GIVEN REQUEST:
Collect all lines from the records below that include the word "this".

## START

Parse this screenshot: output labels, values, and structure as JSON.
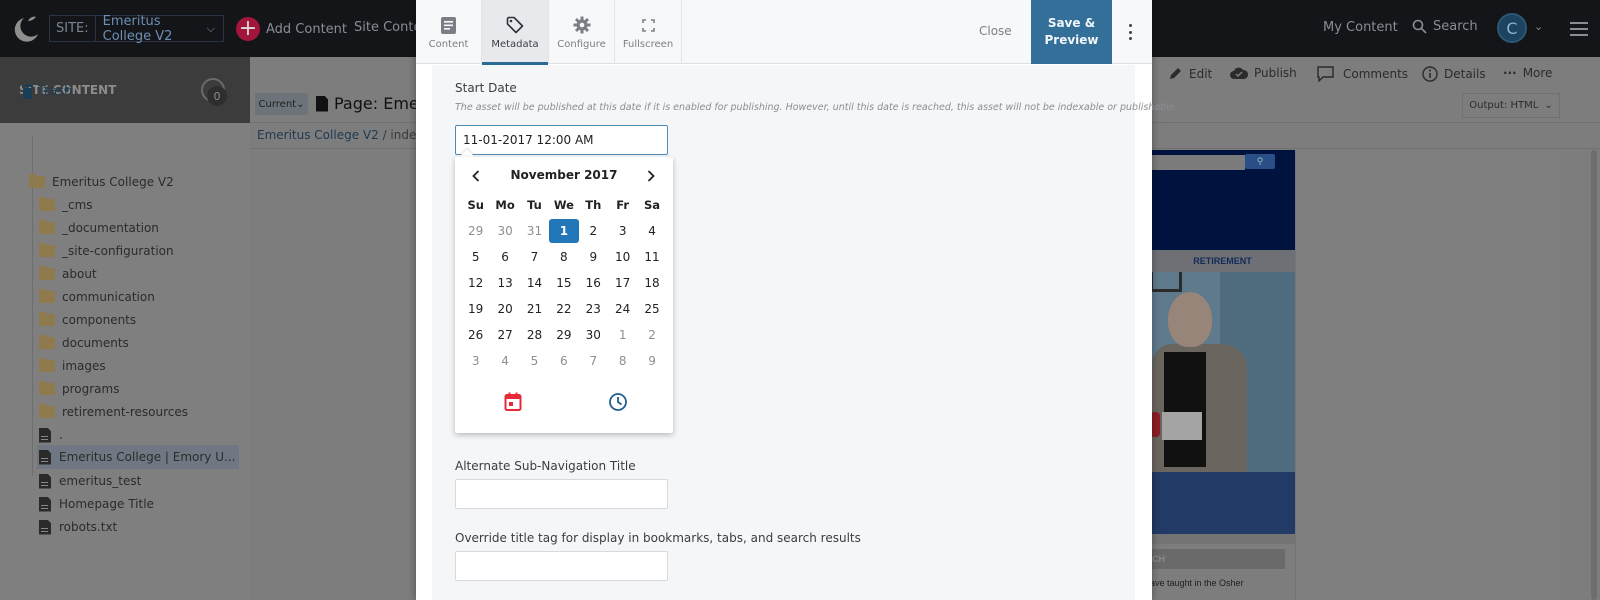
{
  "topbar": {
    "site_label": "SITE:",
    "site_value": "Emeritus College V2",
    "add_content": "Add Content",
    "site_content": "Site Content",
    "my_content": "My Content",
    "search": "Search",
    "avatar_initial": "C"
  },
  "sidebar": {
    "title": "SITE CONTENT",
    "trash_label": "Trash",
    "trash_count": "0",
    "root": "Emeritus College V2",
    "folders": [
      "_cms",
      "_documentation",
      "_site-configuration",
      "about",
      "communication",
      "components",
      "documents",
      "images",
      "programs",
      "retirement-resources"
    ],
    "files": [
      {
        "label": ".",
        "type": "page",
        "selected": false
      },
      {
        "label": "Emeritus College | Emory U...",
        "type": "page",
        "selected": true
      },
      {
        "label": "emeritus_test",
        "type": "page",
        "selected": false
      },
      {
        "label": "Homepage Title",
        "type": "page",
        "selected": false
      },
      {
        "label": "robots.txt",
        "type": "file",
        "selected": false
      }
    ]
  },
  "page": {
    "version_select": "Current",
    "title": "Page: Eme",
    "breadcrumb": [
      "Emeritus College V2",
      "index"
    ],
    "actions": [
      "Edit",
      "Publish",
      "Comments",
      "Details",
      "More"
    ],
    "output_select": "Output: HTML"
  },
  "preview": {
    "nav_label": "RETIREMENT",
    "section_label": "CH",
    "body_text": "ave taught in the Osher"
  },
  "modal": {
    "tabs": [
      {
        "label": "Content",
        "icon": "document-icon",
        "active": false
      },
      {
        "label": "Metadata",
        "icon": "tag-icon",
        "active": true
      },
      {
        "label": "Configure",
        "icon": "gear-icon",
        "active": false
      },
      {
        "label": "Fullscreen",
        "icon": "fullscreen-icon",
        "active": false
      }
    ],
    "close_label": "Close",
    "save_label_line1": "Save &",
    "save_label_line2": "Preview",
    "colors": {
      "accent": "#336f99",
      "selected_day": "#2277b8",
      "calendar_icon": "#e8293a"
    },
    "form": {
      "start_date_label": "Start Date",
      "start_date_help": "The asset will be published at this date if it is enabled for publishing. However, until this date is reached, this asset will not be indexable or publishable.",
      "start_date_value": "11-01-2017 12:00 AM",
      "alt_subnav_label": "Alternate Sub-Navigation Title",
      "alt_subnav_value": "",
      "override_title_label": "Override title tag for display in bookmarks, tabs, and search results",
      "override_title_value": ""
    },
    "datepicker": {
      "month_title": "November 2017",
      "weekdays": [
        "Su",
        "Mo",
        "Tu",
        "We",
        "Th",
        "Fr",
        "Sa"
      ],
      "weeks": [
        [
          {
            "d": "29",
            "m": true
          },
          {
            "d": "30",
            "m": true
          },
          {
            "d": "31",
            "m": true
          },
          {
            "d": "1",
            "s": true
          },
          {
            "d": "2"
          },
          {
            "d": "3"
          },
          {
            "d": "4"
          }
        ],
        [
          {
            "d": "5"
          },
          {
            "d": "6"
          },
          {
            "d": "7"
          },
          {
            "d": "8"
          },
          {
            "d": "9"
          },
          {
            "d": "10"
          },
          {
            "d": "11"
          }
        ],
        [
          {
            "d": "12"
          },
          {
            "d": "13"
          },
          {
            "d": "14"
          },
          {
            "d": "15"
          },
          {
            "d": "16"
          },
          {
            "d": "17"
          },
          {
            "d": "18"
          }
        ],
        [
          {
            "d": "19"
          },
          {
            "d": "20"
          },
          {
            "d": "21"
          },
          {
            "d": "22"
          },
          {
            "d": "23"
          },
          {
            "d": "24"
          },
          {
            "d": "25"
          }
        ],
        [
          {
            "d": "26"
          },
          {
            "d": "27"
          },
          {
            "d": "28"
          },
          {
            "d": "29"
          },
          {
            "d": "30"
          },
          {
            "d": "1",
            "m": true
          },
          {
            "d": "2",
            "m": true
          }
        ],
        [
          {
            "d": "3",
            "m": true
          },
          {
            "d": "4",
            "m": true
          },
          {
            "d": "5",
            "m": true
          },
          {
            "d": "6",
            "m": true
          },
          {
            "d": "7",
            "m": true
          },
          {
            "d": "8",
            "m": true
          },
          {
            "d": "9",
            "m": true
          }
        ]
      ],
      "selected_date": "1"
    }
  }
}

## END

OUTPUT:
Parse this screenshot: output labels, values, and structure as JSON.
      "start_date_help": "The asset will be published at this date if it is enabled for publishing. However, until this date is reached, this asset will not be indexable or publishable.",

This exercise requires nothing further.